** START **

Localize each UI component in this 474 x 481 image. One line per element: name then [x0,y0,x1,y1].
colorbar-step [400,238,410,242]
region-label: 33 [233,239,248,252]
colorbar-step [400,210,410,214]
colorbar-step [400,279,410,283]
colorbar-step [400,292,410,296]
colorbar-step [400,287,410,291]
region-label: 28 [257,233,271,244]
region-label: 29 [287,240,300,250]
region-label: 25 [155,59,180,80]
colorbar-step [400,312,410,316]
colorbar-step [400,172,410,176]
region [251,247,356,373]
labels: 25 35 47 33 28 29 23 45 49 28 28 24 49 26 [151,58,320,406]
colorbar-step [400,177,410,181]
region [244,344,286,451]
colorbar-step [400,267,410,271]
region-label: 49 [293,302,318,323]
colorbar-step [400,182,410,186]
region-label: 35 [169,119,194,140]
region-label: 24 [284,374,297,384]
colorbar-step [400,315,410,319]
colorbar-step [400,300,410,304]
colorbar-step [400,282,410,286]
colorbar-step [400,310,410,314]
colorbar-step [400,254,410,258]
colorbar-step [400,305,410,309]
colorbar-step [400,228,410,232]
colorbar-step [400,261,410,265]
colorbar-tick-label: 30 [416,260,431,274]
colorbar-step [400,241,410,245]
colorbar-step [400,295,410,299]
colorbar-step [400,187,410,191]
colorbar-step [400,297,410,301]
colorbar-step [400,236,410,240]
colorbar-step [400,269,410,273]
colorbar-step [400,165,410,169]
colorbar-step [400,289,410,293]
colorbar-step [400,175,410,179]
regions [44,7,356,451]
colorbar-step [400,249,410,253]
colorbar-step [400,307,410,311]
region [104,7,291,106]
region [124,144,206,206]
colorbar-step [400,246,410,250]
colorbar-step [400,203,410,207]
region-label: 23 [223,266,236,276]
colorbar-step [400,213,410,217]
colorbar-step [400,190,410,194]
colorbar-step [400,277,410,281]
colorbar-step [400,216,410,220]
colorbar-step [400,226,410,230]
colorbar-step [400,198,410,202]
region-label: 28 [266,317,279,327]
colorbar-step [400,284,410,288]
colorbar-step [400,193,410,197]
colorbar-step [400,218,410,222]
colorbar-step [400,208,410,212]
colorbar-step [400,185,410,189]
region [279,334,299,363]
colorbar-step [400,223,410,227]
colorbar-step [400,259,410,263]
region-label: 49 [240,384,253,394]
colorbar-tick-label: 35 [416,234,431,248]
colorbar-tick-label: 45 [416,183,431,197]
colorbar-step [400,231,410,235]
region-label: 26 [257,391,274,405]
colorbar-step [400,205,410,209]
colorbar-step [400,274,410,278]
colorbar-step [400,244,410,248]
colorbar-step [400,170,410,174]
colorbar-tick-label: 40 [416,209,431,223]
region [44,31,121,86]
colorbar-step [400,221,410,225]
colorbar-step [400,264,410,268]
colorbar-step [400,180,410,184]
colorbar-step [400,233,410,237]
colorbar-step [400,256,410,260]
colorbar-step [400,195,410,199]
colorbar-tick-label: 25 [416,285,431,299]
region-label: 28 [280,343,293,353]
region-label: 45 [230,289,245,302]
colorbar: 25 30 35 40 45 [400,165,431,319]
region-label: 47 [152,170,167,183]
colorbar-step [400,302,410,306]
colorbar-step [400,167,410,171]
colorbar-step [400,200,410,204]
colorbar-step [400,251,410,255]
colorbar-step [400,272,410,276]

** END **

WRITTEN PROBLEM: Please copy all of the data above line for line, with no changes.

RESPONSE:
Localize each UI component in this 474 x 481 image. One line per element: name then [x0,y0,x1,y1].
colorbar-step [400,238,410,242]
region-label: 33 [233,239,248,252]
colorbar-step [400,210,410,214]
colorbar-step [400,279,410,283]
colorbar-step [400,292,410,296]
colorbar-step [400,287,410,291]
region-label: 28 [257,233,271,244]
region-label: 29 [287,240,300,250]
region-label: 25 [155,59,180,80]
colorbar-step [400,312,410,316]
colorbar-step [400,172,410,176]
region [251,247,356,373]
labels: 25 35 47 33 28 29 23 45 49 28 28 24 49 26 [151,58,320,406]
colorbar-step [400,177,410,181]
region [244,344,286,451]
colorbar-step [400,267,410,271]
region-label: 49 [293,302,318,323]
colorbar-step [400,182,410,186]
region-label: 35 [169,119,194,140]
region-label: 24 [284,374,297,384]
colorbar-step [400,315,410,319]
colorbar-step [400,300,410,304]
colorbar-step [400,282,410,286]
colorbar-step [400,310,410,314]
colorbar-step [400,254,410,258]
colorbar-step [400,305,410,309]
colorbar-step [400,228,410,232]
colorbar-step [400,261,410,265]
colorbar-tick-label: 30 [416,260,431,274]
colorbar-step [400,241,410,245]
colorbar-step [400,295,410,299]
colorbar-step [400,187,410,191]
colorbar-step [400,297,410,301]
colorbar-step [400,236,410,240]
colorbar-step [400,269,410,273]
colorbar-step [400,165,410,169]
colorbar-step [400,289,410,293]
colorbar-step [400,175,410,179]
regions [44,7,356,451]
colorbar-step [400,249,410,253]
colorbar-step [400,307,410,311]
region [104,7,291,106]
region [124,144,206,206]
colorbar-step [400,246,410,250]
colorbar-step [400,203,410,207]
region-label: 23 [223,266,236,276]
colorbar-step [400,213,410,217]
colorbar-step [400,190,410,194]
colorbar-step [400,277,410,281]
colorbar-step [400,216,410,220]
colorbar-step [400,226,410,230]
colorbar-step [400,198,410,202]
region-label: 28 [266,317,279,327]
colorbar-step [400,284,410,288]
colorbar-step [400,193,410,197]
colorbar-step [400,218,410,222]
colorbar-step [400,208,410,212]
colorbar-step [400,185,410,189]
region [279,334,299,363]
colorbar-step [400,223,410,227]
colorbar-step [400,259,410,263]
region-label: 49 [240,384,253,394]
colorbar-tick-label: 35 [416,234,431,248]
colorbar-tick-label: 45 [416,183,431,197]
colorbar-step [400,231,410,235]
region-label: 26 [257,391,274,405]
colorbar-step [400,205,410,209]
colorbar-step [400,274,410,278]
colorbar-step [400,244,410,248]
colorbar-step [400,170,410,174]
colorbar-tick-label: 40 [416,209,431,223]
region [44,31,121,86]
colorbar-step [400,221,410,225]
colorbar-step [400,264,410,268]
colorbar-step [400,180,410,184]
colorbar-step [400,233,410,237]
colorbar-step [400,256,410,260]
colorbar-step [400,195,410,199]
colorbar-tick-label: 25 [416,285,431,299]
region-label: 28 [280,343,293,353]
region-label: 45 [230,289,245,302]
colorbar: 25 30 35 40 45 [400,165,431,319]
region-label: 47 [152,170,167,183]
colorbar-step [400,302,410,306]
colorbar-step [400,167,410,171]
colorbar-step [400,200,410,204]
colorbar-step [400,251,410,255]
colorbar-step [400,272,410,276]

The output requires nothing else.